[Dataset excerpt]

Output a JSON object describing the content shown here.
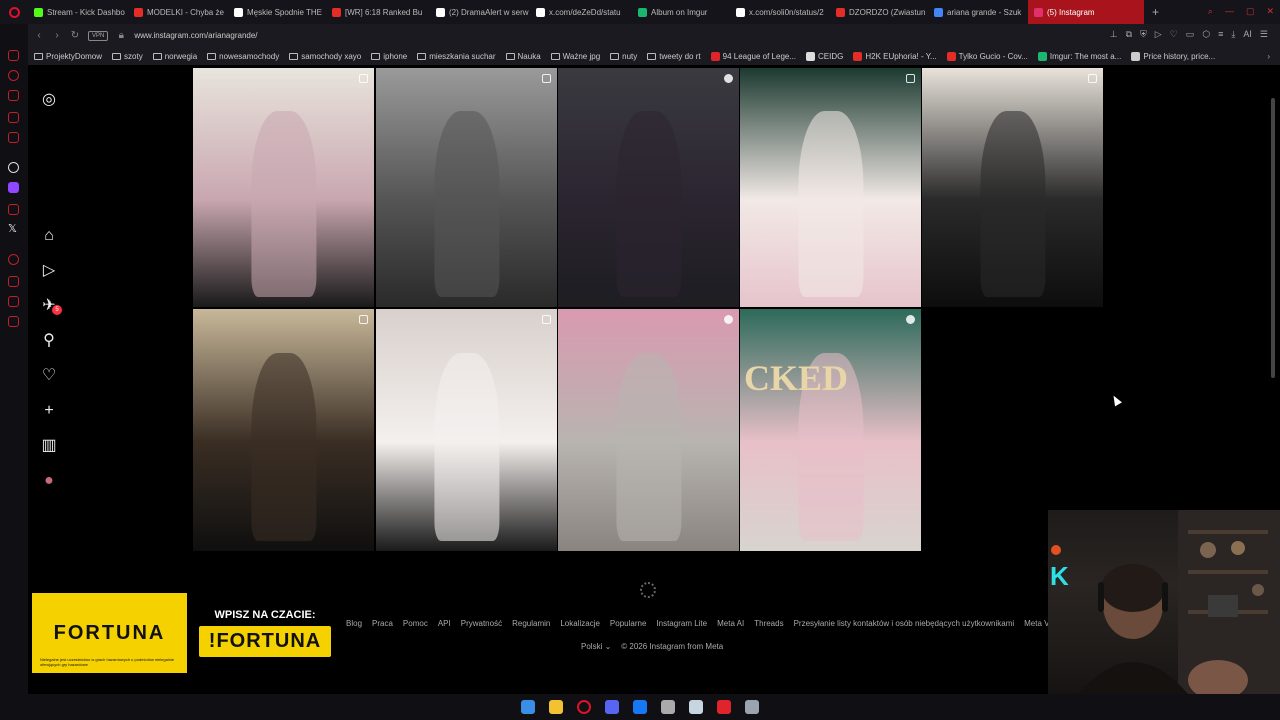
{
  "browser": {
    "tabs": [
      {
        "label": "Stream - Kick Dashbo",
        "color": "#53fc18"
      },
      {
        "label": "MODELKI - Chyba że",
        "color": "#e52d27"
      },
      {
        "label": "Męskie Spodnie THE",
        "color": "#ffffff"
      },
      {
        "label": "[WR] 6:18 Ranked Bu",
        "color": "#e52d27"
      },
      {
        "label": "(2) DramaAlert w serw",
        "color": "#ffffff"
      },
      {
        "label": "x.com/deZeDd/statu",
        "color": "#ffffff"
      },
      {
        "label": "Album on Imgur",
        "color": "#1bb76e"
      },
      {
        "label": "x.com/soli0n/status/2",
        "color": "#ffffff"
      },
      {
        "label": "DZORDZO (Zwiastun",
        "color": "#e52d27"
      },
      {
        "label": "ariana grande - Szuk",
        "color": "#4285f4"
      },
      {
        "label": "(5) Instagram",
        "color": "#e1306c",
        "active": true
      }
    ],
    "new_tab_label": "+",
    "url": "www.instagram.com/arianagrande/",
    "vpn_label": "VPN",
    "ai_label": "AI",
    "bookmarks": [
      {
        "label": "ProjektyDomow",
        "icon": "folder-icon"
      },
      {
        "label": "szoty",
        "icon": "folder-icon"
      },
      {
        "label": "norwegia",
        "icon": "folder-icon"
      },
      {
        "label": "nowesamochody",
        "icon": "folder-icon"
      },
      {
        "label": "samochody xayo",
        "icon": "folder-icon"
      },
      {
        "label": "iphone",
        "icon": "folder-icon"
      },
      {
        "label": "mieszkania suchar",
        "icon": "folder-icon"
      },
      {
        "label": "Nauka",
        "icon": "folder-icon"
      },
      {
        "label": "Ważne jpg",
        "icon": "folder-icon"
      },
      {
        "label": "nuty",
        "icon": "folder-icon"
      },
      {
        "label": "tweety do rt",
        "icon": "folder-icon"
      },
      {
        "label": "94 League of Lege...",
        "icon": "site-icon",
        "color": "#e0242b"
      },
      {
        "label": "CEIDG",
        "icon": "site-icon",
        "color": "#dddddd"
      },
      {
        "label": "H2K EUphoria! - Y...",
        "icon": "site-icon",
        "color": "#e52d27"
      },
      {
        "label": "Tylko Gucio - Cov...",
        "icon": "site-icon",
        "color": "#e52d27"
      },
      {
        "label": "Imgur: The most a...",
        "icon": "site-icon",
        "color": "#1bb76e"
      },
      {
        "label": "Price history, price...",
        "icon": "page-icon",
        "color": "#cccccc"
      }
    ]
  },
  "instagram": {
    "nav": [
      {
        "name": "instagram-logo-icon",
        "glyph": "◎"
      },
      {
        "name": "home-icon",
        "glyph": "⌂"
      },
      {
        "name": "reels-icon",
        "glyph": "▷"
      },
      {
        "name": "messages-icon",
        "glyph": "✈",
        "badge": "5"
      },
      {
        "name": "search-icon",
        "glyph": "⚲"
      },
      {
        "name": "notifications-heart-icon",
        "glyph": "♡"
      },
      {
        "name": "create-icon",
        "glyph": "+"
      },
      {
        "name": "dashboard-icon",
        "glyph": "▥"
      },
      {
        "name": "profile-avatar-icon",
        "glyph": "●"
      }
    ],
    "posts": [
      {
        "label": "Pink sequin dress in hotel hallway",
        "indicator": "carousel",
        "colors": [
          "#e8e4dc",
          "#c9a7b0",
          "#1a1a1a"
        ]
      },
      {
        "label": "Black and white sparkly gown",
        "indicator": "carousel",
        "colors": [
          "#9a9a9a",
          "#555555",
          "#2a2a2a"
        ]
      },
      {
        "label": "Dark scene with two figures",
        "indicator": "reel",
        "colors": [
          "#3a3a40",
          "#2b2530",
          "#1d1d22"
        ]
      },
      {
        "label": "White fur coat portrait",
        "indicator": "carousel",
        "colors": [
          "#1c3a30",
          "#f2e9e6",
          "#e6c4cc"
        ]
      },
      {
        "label": "Black ball gown",
        "indicator": "carousel",
        "colors": [
          "#e8e2da",
          "#2a2a2a",
          "#0d0d0d"
        ]
      },
      {
        "label": "Black gown on staircase",
        "indicator": "carousel",
        "colors": [
          "#c8b89a",
          "#3a2e24",
          "#0f0f0f"
        ]
      },
      {
        "label": "White dress with friend in black",
        "indicator": "carousel",
        "colors": [
          "#d8d0cc",
          "#f4f0ee",
          "#1a1a1a"
        ]
      },
      {
        "label": "Gown on flower staircase",
        "indicator": "reel",
        "colors": [
          "#d99ab0",
          "#b8b4b0",
          "#8a8480"
        ]
      },
      {
        "label": "Wicked premiere staircase",
        "indicator": "reel",
        "colors": [
          "#2d6a5a",
          "#e8c0c8",
          "#d8d4d0"
        ],
        "caption": "CKED"
      }
    ],
    "footer_links": [
      "Blog",
      "Praca",
      "Pomoc",
      "API",
      "Prywatność",
      "Regulamin",
      "Lokalizacje",
      "Popularne",
      "Instagram Lite",
      "Meta AI",
      "Threads",
      "Przesyłanie listy kontaktów i osób niebędących użytkownikami",
      "Meta Verified"
    ],
    "language": "Polski",
    "copyright": "© 2026 Instagram from Meta"
  },
  "overlay": {
    "brand": "FORTUNA",
    "cta": "WPISZ NA CZACIE:",
    "command": "!FORTUNA",
    "fine_print": "Nielegalne jest uczestnictwo w grach hazardowych u podmiotów nielegalnie oferujących gry hazardowe"
  },
  "taskbar": [
    {
      "name": "windows-start-icon",
      "color": "#3a8ee6"
    },
    {
      "name": "file-explorer-icon",
      "color": "#f2c233"
    },
    {
      "name": "opera-gx-icon",
      "color": "#e0112b"
    },
    {
      "name": "discord-icon",
      "color": "#5865f2"
    },
    {
      "name": "messenger-icon",
      "color": "#1877f2"
    },
    {
      "name": "chrome-icon",
      "color": "#aaaaaa"
    },
    {
      "name": "steam-icon",
      "color": "#c7d5e0"
    },
    {
      "name": "riot-client-icon",
      "color": "#e0242b"
    },
    {
      "name": "settings-icon",
      "color": "#9aa4b0"
    }
  ]
}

• _DIRECTION_: Without including any pictures, please restate all the records exactly.

• _TASK RESULT_:
Output a JSON object describing the content shown here.
{
  "browser": {
    "tabs": [
      {
        "label": "Stream - Kick Dashbo",
        "color": "#53fc18"
      },
      {
        "label": "MODELKI - Chyba że",
        "color": "#e52d27"
      },
      {
        "label": "Męskie Spodnie THE",
        "color": "#ffffff"
      },
      {
        "label": "[WR] 6:18 Ranked Bu",
        "color": "#e52d27"
      },
      {
        "label": "(2) DramaAlert w serw",
        "color": "#ffffff"
      },
      {
        "label": "x.com/deZeDd/statu",
        "color": "#ffffff"
      },
      {
        "label": "Album on Imgur",
        "color": "#1bb76e"
      },
      {
        "label": "x.com/soli0n/status/2",
        "color": "#ffffff"
      },
      {
        "label": "DZORDZO (Zwiastun",
        "color": "#e52d27"
      },
      {
        "label": "ariana grande - Szuk",
        "color": "#4285f4"
      },
      {
        "label": "(5) Instagram",
        "color": "#e1306c",
        "active": true
      }
    ],
    "new_tab_label": "+",
    "url": "www.instagram.com/arianagrande/",
    "vpn_label": "VPN",
    "ai_label": "AI",
    "bookmarks": [
      {
        "label": "ProjektyDomow",
        "icon": "folder-icon"
      },
      {
        "label": "szoty",
        "icon": "folder-icon"
      },
      {
        "label": "norwegia",
        "icon": "folder-icon"
      },
      {
        "label": "nowesamochody",
        "icon": "folder-icon"
      },
      {
        "label": "samochody xayo",
        "icon": "folder-icon"
      },
      {
        "label": "iphone",
        "icon": "folder-icon"
      },
      {
        "label": "mieszkania suchar",
        "icon": "folder-icon"
      },
      {
        "label": "Nauka",
        "icon": "folder-icon"
      },
      {
        "label": "Ważne jpg",
        "icon": "folder-icon"
      },
      {
        "label": "nuty",
        "icon": "folder-icon"
      },
      {
        "label": "tweety do rt",
        "icon": "folder-icon"
      },
      {
        "label": "94 League of Lege...",
        "icon": "site-icon",
        "color": "#e0242b"
      },
      {
        "label": "CEIDG",
        "icon": "site-icon",
        "color": "#dddddd"
      },
      {
        "label": "H2K EUphoria! - Y...",
        "icon": "site-icon",
        "color": "#e52d27"
      },
      {
        "label": "Tylko Gucio - Cov...",
        "icon": "site-icon",
        "color": "#e52d27"
      },
      {
        "label": "Imgur: The most a...",
        "icon": "site-icon",
        "color": "#1bb76e"
      },
      {
        "label": "Price history, price...",
        "icon": "page-icon",
        "color": "#cccccc"
      }
    ]
  },
  "instagram": {
    "nav": [
      {
        "name": "instagram-logo-icon",
        "glyph": "◎"
      },
      {
        "name": "home-icon",
        "glyph": "⌂"
      },
      {
        "name": "reels-icon",
        "glyph": "▷"
      },
      {
        "name": "messages-icon",
        "glyph": "✈",
        "badge": "5"
      },
      {
        "name": "search-icon",
        "glyph": "⚲"
      },
      {
        "name": "notifications-heart-icon",
        "glyph": "♡"
      },
      {
        "name": "create-icon",
        "glyph": "+"
      },
      {
        "name": "dashboard-icon",
        "glyph": "▥"
      },
      {
        "name": "profile-avatar-icon",
        "glyph": "●"
      }
    ],
    "posts": [
      {
        "label": "Pink sequin dress in hotel hallway",
        "indicator": "carousel",
        "colors": [
          "#e8e4dc",
          "#c9a7b0",
          "#1a1a1a"
        ]
      },
      {
        "label": "Black and white sparkly gown",
        "indicator": "carousel",
        "colors": [
          "#9a9a9a",
          "#555555",
          "#2a2a2a"
        ]
      },
      {
        "label": "Dark scene with two figures",
        "indicator": "reel",
        "colors": [
          "#3a3a40",
          "#2b2530",
          "#1d1d22"
        ]
      },
      {
        "label": "White fur coat portrait",
        "indicator": "carousel",
        "colors": [
          "#1c3a30",
          "#f2e9e6",
          "#e6c4cc"
        ]
      },
      {
        "label": "Black ball gown",
        "indicator": "carousel",
        "colors": [
          "#e8e2da",
          "#2a2a2a",
          "#0d0d0d"
        ]
      },
      {
        "label": "Black gown on staircase",
        "indicator": "carousel",
        "colors": [
          "#c8b89a",
          "#3a2e24",
          "#0f0f0f"
        ]
      },
      {
        "label": "White dress with friend in black",
        "indicator": "carousel",
        "colors": [
          "#d8d0cc",
          "#f4f0ee",
          "#1a1a1a"
        ]
      },
      {
        "label": "Gown on flower staircase",
        "indicator": "reel",
        "colors": [
          "#d99ab0",
          "#b8b4b0",
          "#8a8480"
        ]
      },
      {
        "label": "Wicked premiere staircase",
        "indicator": "reel",
        "colors": [
          "#2d6a5a",
          "#e8c0c8",
          "#d8d4d0"
        ],
        "caption": "CKED"
      }
    ],
    "footer_links": [
      "Blog",
      "Praca",
      "Pomoc",
      "API",
      "Prywatność",
      "Regulamin",
      "Lokalizacje",
      "Popularne",
      "Instagram Lite",
      "Meta AI",
      "Threads",
      "Przesyłanie listy kontaktów i osób niebędących użytkownikami",
      "Meta Verified"
    ],
    "language": "Polski",
    "copyright": "© 2026 Instagram from Meta"
  },
  "overlay": {
    "brand": "FORTUNA",
    "cta": "WPISZ NA CZACIE:",
    "command": "!FORTUNA",
    "fine_print": "Nielegalne jest uczestnictwo w grach hazardowych u podmiotów nielegalnie oferujących gry hazardowe"
  },
  "taskbar": [
    {
      "name": "windows-start-icon",
      "color": "#3a8ee6"
    },
    {
      "name": "file-explorer-icon",
      "color": "#f2c233"
    },
    {
      "name": "opera-gx-icon",
      "color": "#e0112b"
    },
    {
      "name": "discord-icon",
      "color": "#5865f2"
    },
    {
      "name": "messenger-icon",
      "color": "#1877f2"
    },
    {
      "name": "chrome-icon",
      "color": "#aaaaaa"
    },
    {
      "name": "steam-icon",
      "color": "#c7d5e0"
    },
    {
      "name": "riot-client-icon",
      "color": "#e0242b"
    },
    {
      "name": "settings-icon",
      "color": "#9aa4b0"
    }
  ]
}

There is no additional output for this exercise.